▸ **PROBLEM TO WORK ON**: Leave every picture out and write out the records below exactly.

▸ **SUPPLIED RECORDS**:
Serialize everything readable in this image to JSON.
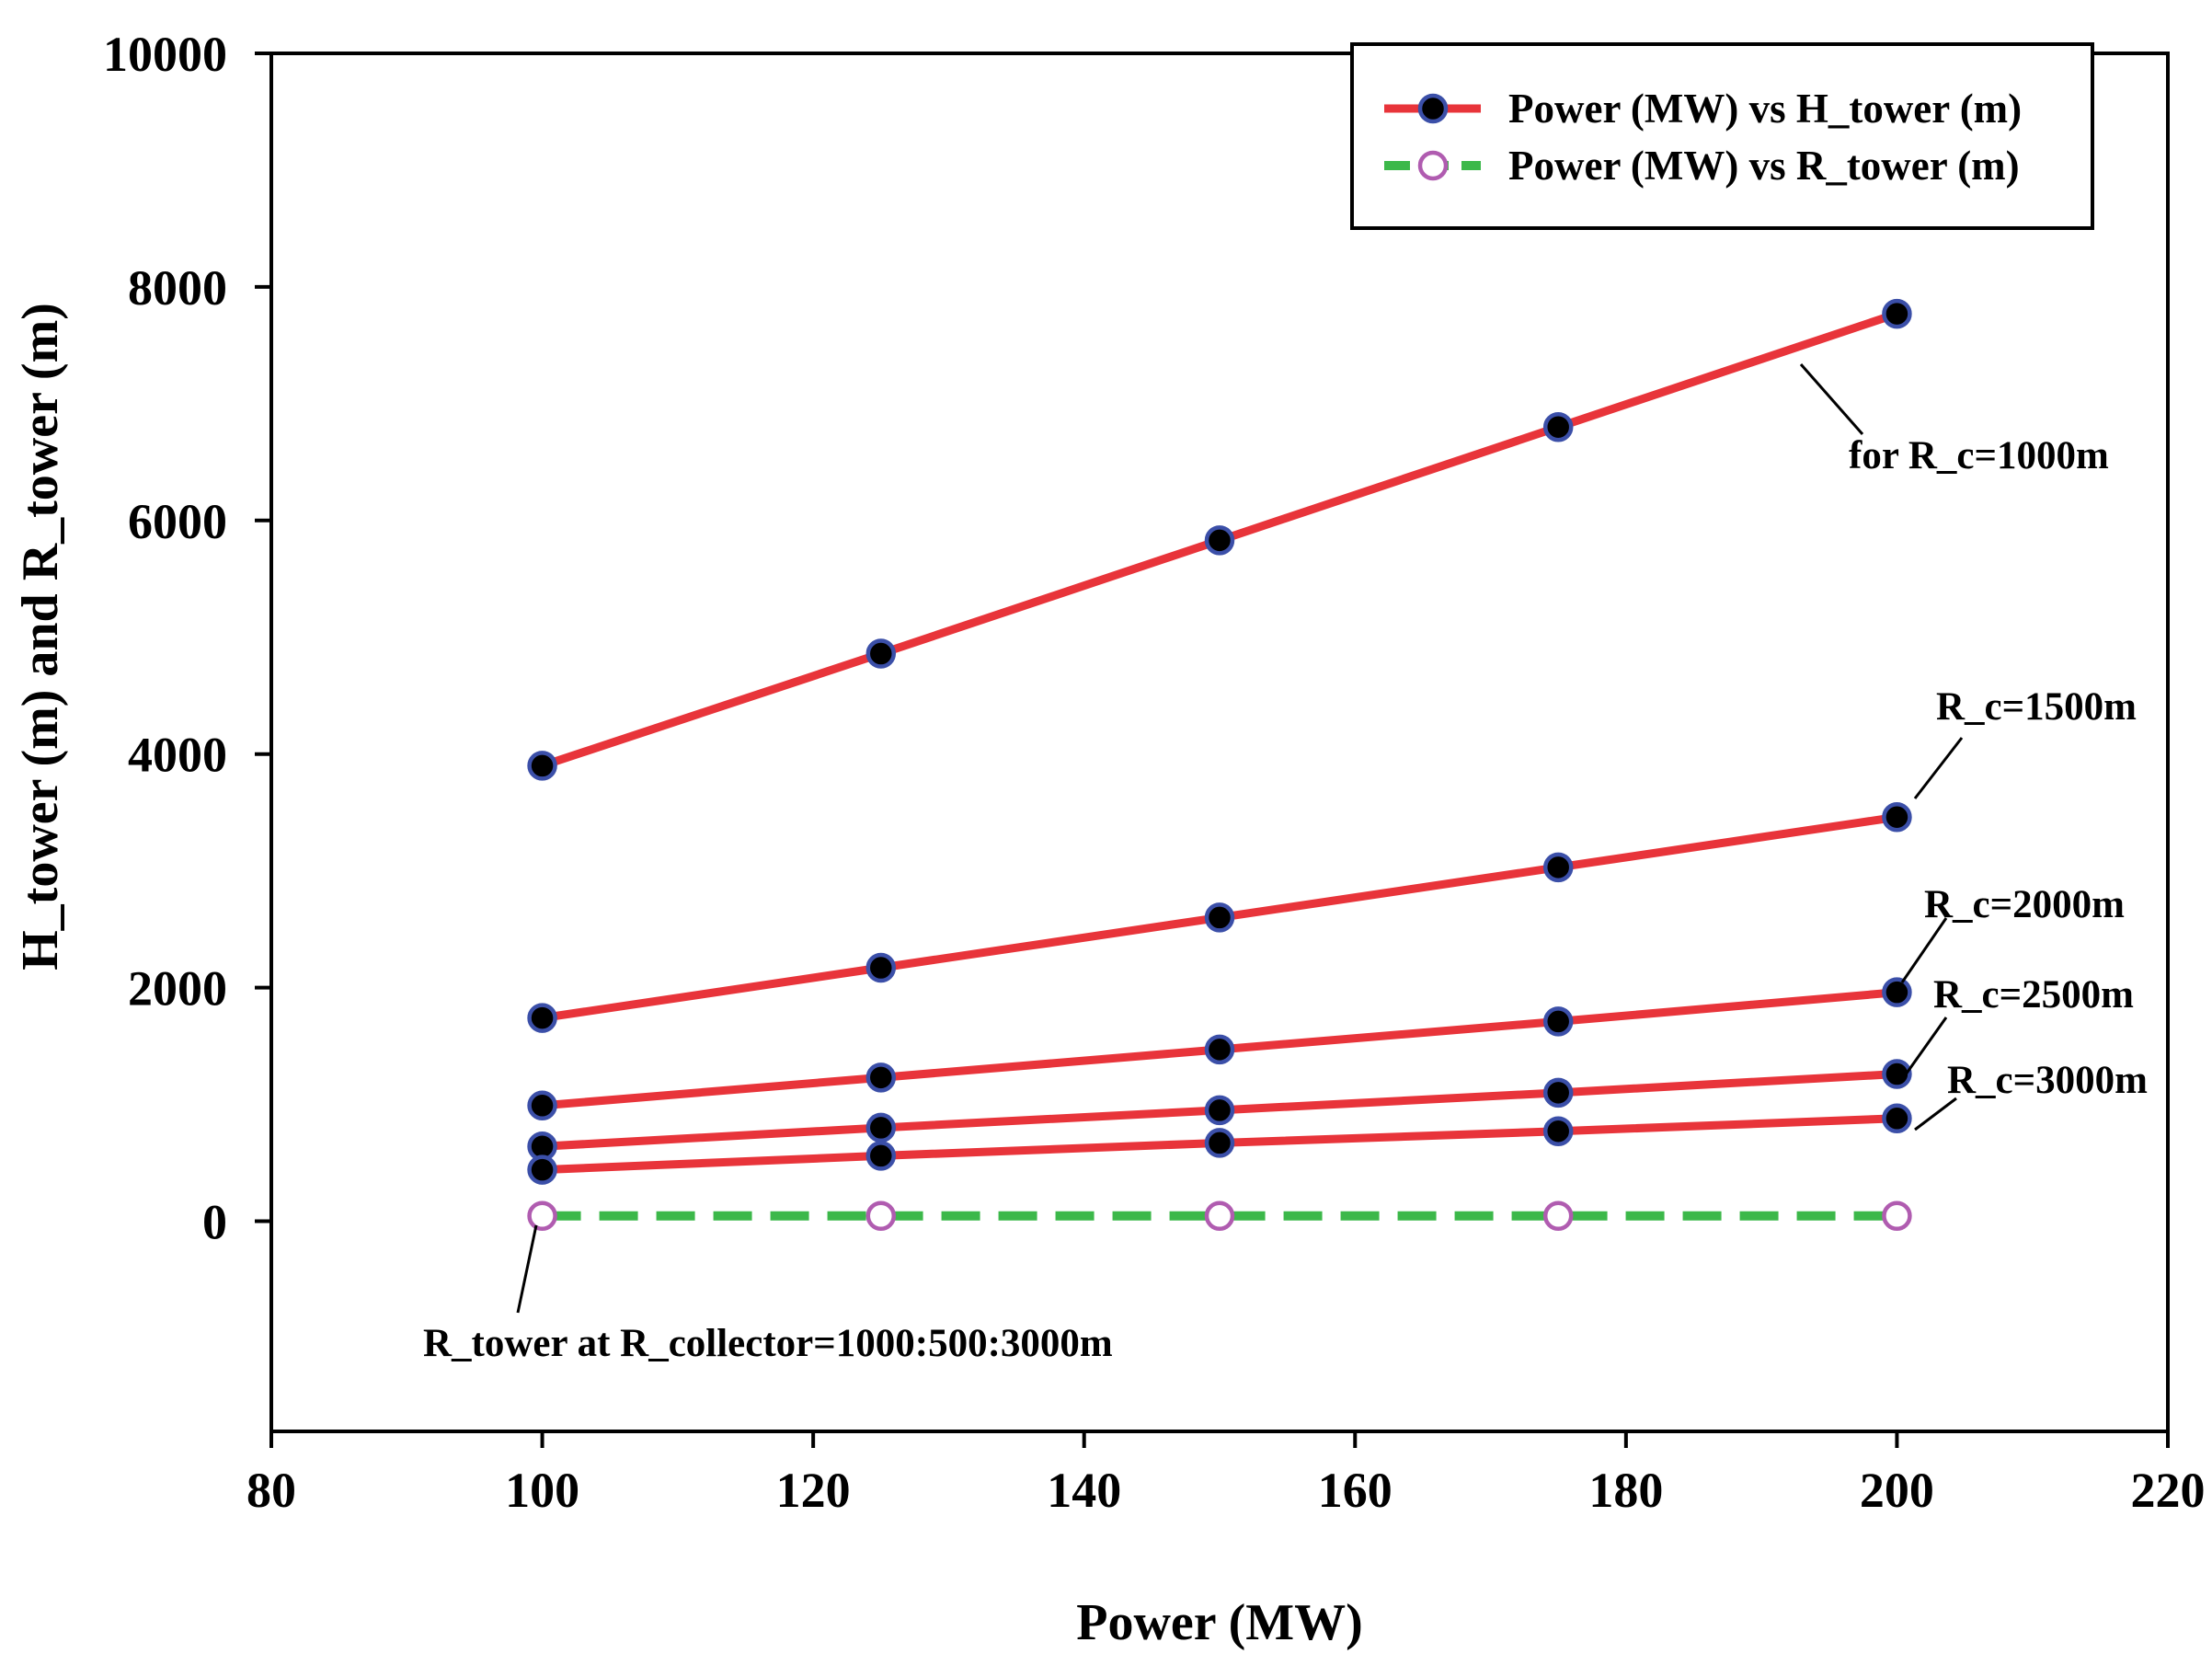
{
  "chart_data": {
    "type": "line",
    "title": "",
    "xlabel": "Power (MW)",
    "ylabel": "H_tower (m) and R_tower (m)",
    "xlim": [
      80,
      220
    ],
    "ylim": [
      -1800,
      10000
    ],
    "x_ticks": [
      80,
      100,
      120,
      140,
      160,
      180,
      200,
      220
    ],
    "y_ticks": [
      0,
      2000,
      4000,
      6000,
      8000,
      10000
    ],
    "x": [
      100,
      125,
      150,
      175,
      200
    ],
    "series": [
      {
        "name": "Power (MW) vs H_tower (m)",
        "group": "H_tower",
        "label": "R_c=1000m",
        "values": [
          3900,
          4860,
          5830,
          6800,
          7770
        ]
      },
      {
        "name": "Power (MW) vs H_tower (m)",
        "group": "H_tower",
        "label": "R_c=1500m",
        "values": [
          1740,
          2170,
          2600,
          3030,
          3460
        ]
      },
      {
        "name": "Power (MW) vs H_tower (m)",
        "group": "H_tower",
        "label": "R_c=2000m",
        "values": [
          990,
          1230,
          1470,
          1710,
          1960
        ]
      },
      {
        "name": "Power (MW) vs H_tower (m)",
        "group": "H_tower",
        "label": "R_c=2500m",
        "values": [
          640,
          800,
          950,
          1100,
          1260
        ]
      },
      {
        "name": "Power (MW) vs H_tower (m)",
        "group": "H_tower",
        "label": "R_c=3000m",
        "values": [
          440,
          560,
          670,
          770,
          880
        ]
      },
      {
        "name": "Power (MW) vs R_tower (m)",
        "group": "R_tower",
        "label": "R_tower at R_collector=1000:500:3000m",
        "values": [
          45,
          45,
          45,
          45,
          45
        ]
      }
    ],
    "legend": {
      "position": "top-right",
      "entries": [
        "Power (MW) vs H_tower (m)",
        "Power (MW) vs R_tower (m)"
      ]
    },
    "annotations": [
      {
        "text": "for R_c=1000m",
        "x": 200,
        "y": 7770
      },
      {
        "text": "R_c=1500m",
        "x": 200,
        "y": 3460
      },
      {
        "text": "R_c=2000m",
        "x": 200,
        "y": 1960
      },
      {
        "text": "R_c=2500m",
        "x": 200,
        "y": 1260
      },
      {
        "text": "R_c=3000m",
        "x": 200,
        "y": 880
      },
      {
        "text": "R_tower at R_collector=1000:500:3000m",
        "x": 100,
        "y": 45
      }
    ],
    "colors": {
      "h_line": "#e8343a",
      "h_marker_fill": "#000000",
      "h_marker_edge": "#3b4fa8",
      "r_line": "#3cb84a",
      "r_marker_edge": "#b05cb0",
      "r_marker_fill": "#ffffff"
    },
    "grid": false
  }
}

▸ **TASK SOLUTION**:
Serialize everything readable in this image to JSON.
{
  "chart_data": {
    "type": "line",
    "title": "",
    "xlabel": "Power (MW)",
    "ylabel": "H_tower (m) and R_tower (m)",
    "xlim": [
      80,
      220
    ],
    "ylim": [
      -1800,
      10000
    ],
    "x_ticks": [
      80,
      100,
      120,
      140,
      160,
      180,
      200,
      220
    ],
    "y_ticks": [
      0,
      2000,
      4000,
      6000,
      8000,
      10000
    ],
    "x": [
      100,
      125,
      150,
      175,
      200
    ],
    "series": [
      {
        "name": "Power (MW) vs H_tower (m)",
        "group": "H_tower",
        "label": "R_c=1000m",
        "values": [
          3900,
          4860,
          5830,
          6800,
          7770
        ]
      },
      {
        "name": "Power (MW) vs H_tower (m)",
        "group": "H_tower",
        "label": "R_c=1500m",
        "values": [
          1740,
          2170,
          2600,
          3030,
          3460
        ]
      },
      {
        "name": "Power (MW) vs H_tower (m)",
        "group": "H_tower",
        "label": "R_c=2000m",
        "values": [
          990,
          1230,
          1470,
          1710,
          1960
        ]
      },
      {
        "name": "Power (MW) vs H_tower (m)",
        "group": "H_tower",
        "label": "R_c=2500m",
        "values": [
          640,
          800,
          950,
          1100,
          1260
        ]
      },
      {
        "name": "Power (MW) vs H_tower (m)",
        "group": "H_tower",
        "label": "R_c=3000m",
        "values": [
          440,
          560,
          670,
          770,
          880
        ]
      },
      {
        "name": "Power (MW) vs R_tower (m)",
        "group": "R_tower",
        "label": "R_tower at R_collector=1000:500:3000m",
        "values": [
          45,
          45,
          45,
          45,
          45
        ]
      }
    ],
    "legend": {
      "position": "top-right",
      "entries": [
        "Power (MW) vs H_tower (m)",
        "Power (MW) vs R_tower (m)"
      ]
    },
    "annotations": [
      {
        "text": "for R_c=1000m",
        "x": 200,
        "y": 7770
      },
      {
        "text": "R_c=1500m",
        "x": 200,
        "y": 3460
      },
      {
        "text": "R_c=2000m",
        "x": 200,
        "y": 1960
      },
      {
        "text": "R_c=2500m",
        "x": 200,
        "y": 1260
      },
      {
        "text": "R_c=3000m",
        "x": 200,
        "y": 880
      },
      {
        "text": "R_tower at R_collector=1000:500:3000m",
        "x": 100,
        "y": 45
      }
    ],
    "colors": {
      "h_line": "#e8343a",
      "h_marker_fill": "#000000",
      "h_marker_edge": "#3b4fa8",
      "r_line": "#3cb84a",
      "r_marker_edge": "#b05cb0",
      "r_marker_fill": "#ffffff"
    },
    "grid": false
  }
}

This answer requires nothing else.